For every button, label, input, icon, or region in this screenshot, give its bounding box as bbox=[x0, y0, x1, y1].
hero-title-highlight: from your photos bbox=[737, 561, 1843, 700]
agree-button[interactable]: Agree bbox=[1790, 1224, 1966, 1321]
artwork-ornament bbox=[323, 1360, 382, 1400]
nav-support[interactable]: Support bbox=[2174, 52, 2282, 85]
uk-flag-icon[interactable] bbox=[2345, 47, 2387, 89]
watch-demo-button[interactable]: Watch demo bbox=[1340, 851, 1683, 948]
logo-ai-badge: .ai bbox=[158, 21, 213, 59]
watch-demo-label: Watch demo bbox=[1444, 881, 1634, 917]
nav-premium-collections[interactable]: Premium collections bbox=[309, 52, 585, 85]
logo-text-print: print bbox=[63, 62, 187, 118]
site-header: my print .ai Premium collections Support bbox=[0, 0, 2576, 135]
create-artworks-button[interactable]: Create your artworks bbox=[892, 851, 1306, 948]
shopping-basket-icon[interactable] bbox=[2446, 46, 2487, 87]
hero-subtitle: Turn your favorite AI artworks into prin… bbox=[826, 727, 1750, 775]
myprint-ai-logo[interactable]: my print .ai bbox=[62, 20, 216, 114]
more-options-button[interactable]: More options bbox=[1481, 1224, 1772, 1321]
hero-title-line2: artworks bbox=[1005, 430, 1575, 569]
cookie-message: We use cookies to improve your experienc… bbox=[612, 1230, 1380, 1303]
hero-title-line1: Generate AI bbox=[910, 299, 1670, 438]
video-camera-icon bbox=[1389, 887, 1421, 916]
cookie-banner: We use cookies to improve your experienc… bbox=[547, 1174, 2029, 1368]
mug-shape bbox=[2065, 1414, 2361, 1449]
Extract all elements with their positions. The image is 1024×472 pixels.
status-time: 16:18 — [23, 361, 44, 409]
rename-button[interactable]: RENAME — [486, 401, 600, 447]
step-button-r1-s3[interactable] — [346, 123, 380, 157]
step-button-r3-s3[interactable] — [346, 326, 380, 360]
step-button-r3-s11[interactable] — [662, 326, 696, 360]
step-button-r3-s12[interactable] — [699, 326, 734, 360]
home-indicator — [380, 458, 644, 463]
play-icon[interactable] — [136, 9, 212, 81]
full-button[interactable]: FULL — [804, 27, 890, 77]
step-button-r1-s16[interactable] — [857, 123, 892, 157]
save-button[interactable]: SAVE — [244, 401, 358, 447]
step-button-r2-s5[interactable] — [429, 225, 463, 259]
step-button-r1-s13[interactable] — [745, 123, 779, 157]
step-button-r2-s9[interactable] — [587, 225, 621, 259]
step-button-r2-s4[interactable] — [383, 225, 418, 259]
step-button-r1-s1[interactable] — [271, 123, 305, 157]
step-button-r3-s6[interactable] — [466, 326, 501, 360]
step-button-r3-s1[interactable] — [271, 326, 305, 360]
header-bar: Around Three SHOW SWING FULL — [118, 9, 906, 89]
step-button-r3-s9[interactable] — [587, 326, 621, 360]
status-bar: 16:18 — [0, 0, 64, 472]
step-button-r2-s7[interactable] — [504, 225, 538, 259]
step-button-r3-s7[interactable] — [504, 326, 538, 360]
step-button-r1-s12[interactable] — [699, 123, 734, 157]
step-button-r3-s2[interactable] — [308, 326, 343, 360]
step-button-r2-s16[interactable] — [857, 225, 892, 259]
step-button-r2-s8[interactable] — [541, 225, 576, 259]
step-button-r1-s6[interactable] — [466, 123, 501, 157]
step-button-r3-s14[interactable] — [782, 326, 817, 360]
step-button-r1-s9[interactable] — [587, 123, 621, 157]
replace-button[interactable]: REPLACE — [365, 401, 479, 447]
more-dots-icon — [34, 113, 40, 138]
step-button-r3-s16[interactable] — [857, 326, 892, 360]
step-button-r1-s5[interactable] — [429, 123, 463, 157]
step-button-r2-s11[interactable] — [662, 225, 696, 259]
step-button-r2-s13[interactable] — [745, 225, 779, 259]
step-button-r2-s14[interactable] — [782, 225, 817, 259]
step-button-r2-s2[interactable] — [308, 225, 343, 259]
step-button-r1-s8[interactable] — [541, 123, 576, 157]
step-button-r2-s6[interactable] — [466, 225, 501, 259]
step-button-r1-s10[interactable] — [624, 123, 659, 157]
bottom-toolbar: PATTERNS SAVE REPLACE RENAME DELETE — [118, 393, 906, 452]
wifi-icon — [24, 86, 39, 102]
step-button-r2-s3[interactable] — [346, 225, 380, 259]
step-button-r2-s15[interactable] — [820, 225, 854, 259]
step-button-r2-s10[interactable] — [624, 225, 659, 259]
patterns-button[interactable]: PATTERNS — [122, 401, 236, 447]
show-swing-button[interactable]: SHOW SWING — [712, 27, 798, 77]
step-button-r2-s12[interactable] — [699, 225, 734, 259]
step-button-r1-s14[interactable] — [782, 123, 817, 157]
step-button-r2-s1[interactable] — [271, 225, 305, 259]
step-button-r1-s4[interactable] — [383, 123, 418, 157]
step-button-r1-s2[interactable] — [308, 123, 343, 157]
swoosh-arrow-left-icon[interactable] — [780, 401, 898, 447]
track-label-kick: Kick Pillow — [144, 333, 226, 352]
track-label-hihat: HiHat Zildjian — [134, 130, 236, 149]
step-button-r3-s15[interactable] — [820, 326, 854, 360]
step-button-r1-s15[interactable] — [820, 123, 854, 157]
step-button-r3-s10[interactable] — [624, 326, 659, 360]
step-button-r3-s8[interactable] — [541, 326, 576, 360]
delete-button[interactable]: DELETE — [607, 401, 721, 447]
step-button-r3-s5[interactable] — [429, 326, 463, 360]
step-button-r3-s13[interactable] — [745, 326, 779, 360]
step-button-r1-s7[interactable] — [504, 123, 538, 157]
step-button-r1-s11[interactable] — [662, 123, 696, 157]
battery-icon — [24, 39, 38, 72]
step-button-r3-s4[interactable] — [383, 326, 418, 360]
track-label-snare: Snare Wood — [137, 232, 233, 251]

▸ **Given problem**
Please state how many lines of the records contain the word "improve", matching case exactly, and give only the number.

▸ **Exercise answer**
2